§ **Entries provided**:
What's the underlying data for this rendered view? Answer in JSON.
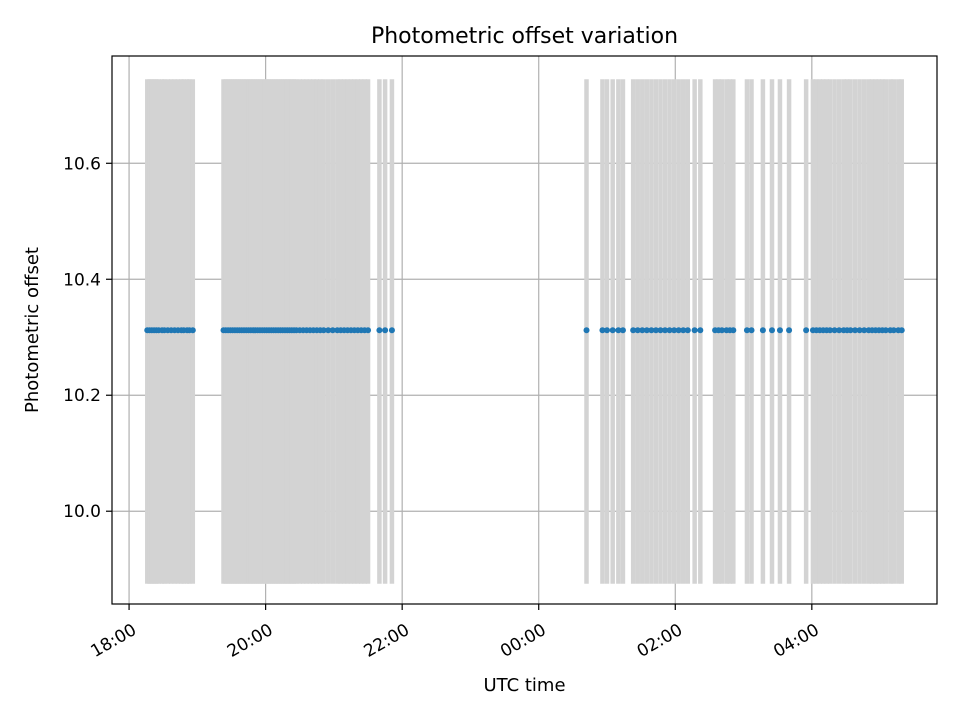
{
  "chart_data": {
    "type": "scatter",
    "title": "Photometric offset variation",
    "xlabel": "UTC time",
    "ylabel": "Photometric offset",
    "x_axis_type": "time",
    "xlim": [
      "17:45",
      "05:50 +1d"
    ],
    "ylim": [
      9.84,
      10.785
    ],
    "grid": true,
    "x_ticks": [
      "18:00",
      "20:00",
      "22:00",
      "00:00",
      "02:00",
      "04:00"
    ],
    "y_ticks": [
      "10.0",
      "10.2",
      "10.4",
      "10.6"
    ],
    "error_bar_color": "#d3d3d3",
    "marker_color": "#1f77b4",
    "series": [
      {
        "name": "",
        "error_bar_range": [
          9.875,
          10.745
        ],
        "y_value": 10.312,
        "times": [
          "18:16",
          "18:18",
          "18:20",
          "18:22",
          "18:24",
          "18:26",
          "18:29",
          "18:31",
          "18:34",
          "18:37",
          "18:40",
          "18:43",
          "18:46",
          "18:48",
          "18:51",
          "18:53",
          "18:56",
          "19:23",
          "19:25",
          "19:27",
          "19:29",
          "19:31",
          "19:33",
          "19:35",
          "19:37",
          "19:39",
          "19:41",
          "19:43",
          "19:45",
          "19:47",
          "19:49",
          "19:51",
          "19:53",
          "19:55",
          "19:57",
          "19:59",
          "20:01",
          "20:03",
          "20:05",
          "20:07",
          "20:09",
          "20:11",
          "20:13",
          "20:15",
          "20:17",
          "20:19",
          "20:21",
          "20:23",
          "20:25",
          "20:27",
          "20:30",
          "20:33",
          "20:36",
          "20:39",
          "20:42",
          "20:45",
          "20:48",
          "20:51",
          "20:55",
          "20:59",
          "21:03",
          "21:06",
          "21:09",
          "21:12",
          "21:15",
          "21:18",
          "21:21",
          "21:24",
          "21:27",
          "21:30",
          "21:40",
          "21:45",
          "21:51",
          "00:42",
          "00:56",
          "01:00",
          "01:05",
          "01:10",
          "01:14",
          "01:23",
          "01:27",
          "01:31",
          "01:35",
          "01:39",
          "01:43",
          "01:47",
          "01:51",
          "01:55",
          "01:59",
          "02:03",
          "02:07",
          "02:11",
          "02:17",
          "02:22",
          "02:35",
          "02:38",
          "02:41",
          "02:45",
          "02:48",
          "02:51",
          "03:03",
          "03:07",
          "03:17",
          "03:25",
          "03:32",
          "03:40",
          "03:55",
          "04:01",
          "04:04",
          "04:07",
          "04:10",
          "04:13",
          "04:16",
          "04:20",
          "04:24",
          "04:28",
          "04:31",
          "04:34",
          "04:38",
          "04:42",
          "04:46",
          "04:50",
          "04:53",
          "04:56",
          "04:59",
          "05:02",
          "05:05",
          "05:09",
          "05:12",
          "05:16",
          "05:19"
        ]
      }
    ]
  }
}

§ **Problem details**: Each entry should be repeated exactly as it appears; the pictures stay out.

§ **Solved exercise**:
What's the underlying data for this rendered view? Answer in JSON.
{
  "chart_data": {
    "type": "scatter",
    "title": "Photometric offset variation",
    "xlabel": "UTC time",
    "ylabel": "Photometric offset",
    "x_axis_type": "time",
    "xlim": [
      "17:45",
      "05:50 +1d"
    ],
    "ylim": [
      9.84,
      10.785
    ],
    "grid": true,
    "x_ticks": [
      "18:00",
      "20:00",
      "22:00",
      "00:00",
      "02:00",
      "04:00"
    ],
    "y_ticks": [
      "10.0",
      "10.2",
      "10.4",
      "10.6"
    ],
    "error_bar_color": "#d3d3d3",
    "marker_color": "#1f77b4",
    "series": [
      {
        "name": "",
        "error_bar_range": [
          9.875,
          10.745
        ],
        "y_value": 10.312,
        "times": [
          "18:16",
          "18:18",
          "18:20",
          "18:22",
          "18:24",
          "18:26",
          "18:29",
          "18:31",
          "18:34",
          "18:37",
          "18:40",
          "18:43",
          "18:46",
          "18:48",
          "18:51",
          "18:53",
          "18:56",
          "19:23",
          "19:25",
          "19:27",
          "19:29",
          "19:31",
          "19:33",
          "19:35",
          "19:37",
          "19:39",
          "19:41",
          "19:43",
          "19:45",
          "19:47",
          "19:49",
          "19:51",
          "19:53",
          "19:55",
          "19:57",
          "19:59",
          "20:01",
          "20:03",
          "20:05",
          "20:07",
          "20:09",
          "20:11",
          "20:13",
          "20:15",
          "20:17",
          "20:19",
          "20:21",
          "20:23",
          "20:25",
          "20:27",
          "20:30",
          "20:33",
          "20:36",
          "20:39",
          "20:42",
          "20:45",
          "20:48",
          "20:51",
          "20:55",
          "20:59",
          "21:03",
          "21:06",
          "21:09",
          "21:12",
          "21:15",
          "21:18",
          "21:21",
          "21:24",
          "21:27",
          "21:30",
          "21:40",
          "21:45",
          "21:51",
          "00:42",
          "00:56",
          "01:00",
          "01:05",
          "01:10",
          "01:14",
          "01:23",
          "01:27",
          "01:31",
          "01:35",
          "01:39",
          "01:43",
          "01:47",
          "01:51",
          "01:55",
          "01:59",
          "02:03",
          "02:07",
          "02:11",
          "02:17",
          "02:22",
          "02:35",
          "02:38",
          "02:41",
          "02:45",
          "02:48",
          "02:51",
          "03:03",
          "03:07",
          "03:17",
          "03:25",
          "03:32",
          "03:40",
          "03:55",
          "04:01",
          "04:04",
          "04:07",
          "04:10",
          "04:13",
          "04:16",
          "04:20",
          "04:24",
          "04:28",
          "04:31",
          "04:34",
          "04:38",
          "04:42",
          "04:46",
          "04:50",
          "04:53",
          "04:56",
          "04:59",
          "05:02",
          "05:05",
          "05:09",
          "05:12",
          "05:16",
          "05:19"
        ]
      }
    ]
  }
}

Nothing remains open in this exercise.